§ **What this task involves**: From the entries that follow, gather each line holding the word "color".

§ **Data to use**:

━━━━━━━━━━

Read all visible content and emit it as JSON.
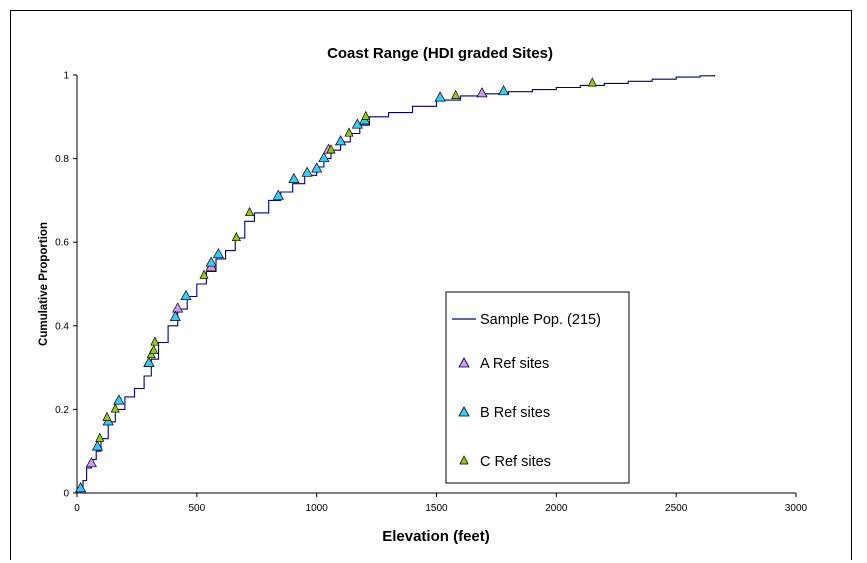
{
  "chart_data": {
    "type": "line",
    "title": "Coast Range (HDI graded Sites)",
    "xlabel": "Elevation (feet)",
    "ylabel": "Cumulative Proportion",
    "xlim": [
      0,
      3000
    ],
    "ylim": [
      0,
      1
    ],
    "x_ticks": [
      0,
      500,
      1000,
      1500,
      2000,
      2500,
      3000
    ],
    "y_ticks": [
      0,
      0.2,
      0.4,
      0.6,
      0.8,
      1
    ],
    "y_tick_labels": [
      "0",
      "0.2",
      "0.4",
      "0.6",
      "0.8",
      "1"
    ],
    "grid": false,
    "legend_position": "right",
    "series": [
      {
        "name": "Sample Pop. (215)",
        "kind": "line",
        "color": "#000080",
        "points": [
          [
            0,
            0
          ],
          [
            15,
            0.01
          ],
          [
            25,
            0.03
          ],
          [
            40,
            0.06
          ],
          [
            60,
            0.08
          ],
          [
            80,
            0.1
          ],
          [
            100,
            0.13
          ],
          [
            130,
            0.17
          ],
          [
            160,
            0.2
          ],
          [
            200,
            0.23
          ],
          [
            240,
            0.25
          ],
          [
            280,
            0.28
          ],
          [
            310,
            0.32
          ],
          [
            340,
            0.36
          ],
          [
            380,
            0.4
          ],
          [
            420,
            0.44
          ],
          [
            460,
            0.47
          ],
          [
            500,
            0.5
          ],
          [
            540,
            0.53
          ],
          [
            580,
            0.56
          ],
          [
            620,
            0.58
          ],
          [
            660,
            0.61
          ],
          [
            700,
            0.65
          ],
          [
            740,
            0.67
          ],
          [
            800,
            0.7
          ],
          [
            850,
            0.72
          ],
          [
            900,
            0.74
          ],
          [
            950,
            0.76
          ],
          [
            1000,
            0.78
          ],
          [
            1030,
            0.8
          ],
          [
            1060,
            0.82
          ],
          [
            1100,
            0.84
          ],
          [
            1140,
            0.86
          ],
          [
            1180,
            0.88
          ],
          [
            1220,
            0.9
          ],
          [
            1300,
            0.91
          ],
          [
            1400,
            0.925
          ],
          [
            1500,
            0.94
          ],
          [
            1600,
            0.95
          ],
          [
            1700,
            0.955
          ],
          [
            1800,
            0.96
          ],
          [
            1900,
            0.965
          ],
          [
            2000,
            0.97
          ],
          [
            2100,
            0.975
          ],
          [
            2200,
            0.98
          ],
          [
            2300,
            0.985
          ],
          [
            2400,
            0.99
          ],
          [
            2500,
            0.995
          ],
          [
            2600,
            0.998
          ],
          [
            2660,
            1.0
          ]
        ]
      },
      {
        "name": "A Ref sites",
        "kind": "marker",
        "color": "#cc99ff",
        "points": [
          [
            60,
            0.07
          ],
          [
            300,
            0.31
          ],
          [
            420,
            0.44
          ],
          [
            560,
            0.54
          ],
          [
            1050,
            0.82
          ],
          [
            1690,
            0.955
          ]
        ]
      },
      {
        "name": "B Ref sites",
        "kind": "marker",
        "color": "#33ccff",
        "points": [
          [
            15,
            0.01
          ],
          [
            85,
            0.11
          ],
          [
            130,
            0.17
          ],
          [
            175,
            0.22
          ],
          [
            300,
            0.31
          ],
          [
            410,
            0.42
          ],
          [
            455,
            0.47
          ],
          [
            560,
            0.55
          ],
          [
            590,
            0.57
          ],
          [
            840,
            0.71
          ],
          [
            905,
            0.75
          ],
          [
            960,
            0.765
          ],
          [
            1000,
            0.775
          ],
          [
            1030,
            0.8
          ],
          [
            1100,
            0.84
          ],
          [
            1170,
            0.88
          ],
          [
            1200,
            0.89
          ],
          [
            1515,
            0.945
          ],
          [
            1780,
            0.96
          ]
        ]
      },
      {
        "name": "C Ref sites",
        "kind": "marker",
        "color": "#99cc00",
        "points": [
          [
            95,
            0.13
          ],
          [
            125,
            0.18
          ],
          [
            160,
            0.2
          ],
          [
            310,
            0.33
          ],
          [
            320,
            0.34
          ],
          [
            325,
            0.36
          ],
          [
            530,
            0.52
          ],
          [
            665,
            0.61
          ],
          [
            720,
            0.67
          ],
          [
            1060,
            0.82
          ],
          [
            1135,
            0.86
          ],
          [
            1205,
            0.9
          ],
          [
            1580,
            0.95
          ],
          [
            2150,
            0.98
          ]
        ]
      }
    ]
  }
}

━━━━━━━━━━

§ **Exercise answer**:
        "color": "#000080",
        "color": "#cc99ff",
        "color": "#33ccff",
        "color": "#99cc00",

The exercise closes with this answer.